=== Begin Enclosure ===
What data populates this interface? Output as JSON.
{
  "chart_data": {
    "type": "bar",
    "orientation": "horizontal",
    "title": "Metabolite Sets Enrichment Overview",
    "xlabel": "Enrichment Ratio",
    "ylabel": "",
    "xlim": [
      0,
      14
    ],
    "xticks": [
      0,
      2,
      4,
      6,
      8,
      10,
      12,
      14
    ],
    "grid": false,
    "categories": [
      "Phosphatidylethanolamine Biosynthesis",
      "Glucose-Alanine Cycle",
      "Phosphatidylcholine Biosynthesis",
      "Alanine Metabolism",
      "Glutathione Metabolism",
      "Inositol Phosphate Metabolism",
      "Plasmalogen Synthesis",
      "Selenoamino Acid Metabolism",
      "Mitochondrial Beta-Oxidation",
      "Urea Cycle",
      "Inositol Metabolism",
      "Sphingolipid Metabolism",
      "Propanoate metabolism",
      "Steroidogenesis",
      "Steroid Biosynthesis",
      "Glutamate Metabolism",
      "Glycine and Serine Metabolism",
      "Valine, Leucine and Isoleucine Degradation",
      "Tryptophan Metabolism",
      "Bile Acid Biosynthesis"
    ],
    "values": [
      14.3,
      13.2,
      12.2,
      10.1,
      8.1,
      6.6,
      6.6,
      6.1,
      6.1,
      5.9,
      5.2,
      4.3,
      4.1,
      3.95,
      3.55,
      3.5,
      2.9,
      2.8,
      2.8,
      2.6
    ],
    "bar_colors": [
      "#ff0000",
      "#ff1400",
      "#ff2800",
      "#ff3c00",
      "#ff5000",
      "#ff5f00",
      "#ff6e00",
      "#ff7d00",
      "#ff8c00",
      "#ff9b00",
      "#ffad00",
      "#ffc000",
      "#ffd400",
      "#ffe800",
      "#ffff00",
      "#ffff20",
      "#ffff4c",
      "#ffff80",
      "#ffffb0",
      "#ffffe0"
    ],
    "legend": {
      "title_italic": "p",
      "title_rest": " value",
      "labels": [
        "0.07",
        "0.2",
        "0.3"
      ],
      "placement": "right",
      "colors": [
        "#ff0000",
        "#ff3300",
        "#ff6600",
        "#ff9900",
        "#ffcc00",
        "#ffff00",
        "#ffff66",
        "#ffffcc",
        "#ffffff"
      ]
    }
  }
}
=== End Enclosure ===
**WORK TO BE COMPLETED**
Each line of the data above containing the string "Inositol" is to be copied.

**TASK OUTPUT**
      "Inositol Phosphate Metabolism",
      "Inositol Metabolism",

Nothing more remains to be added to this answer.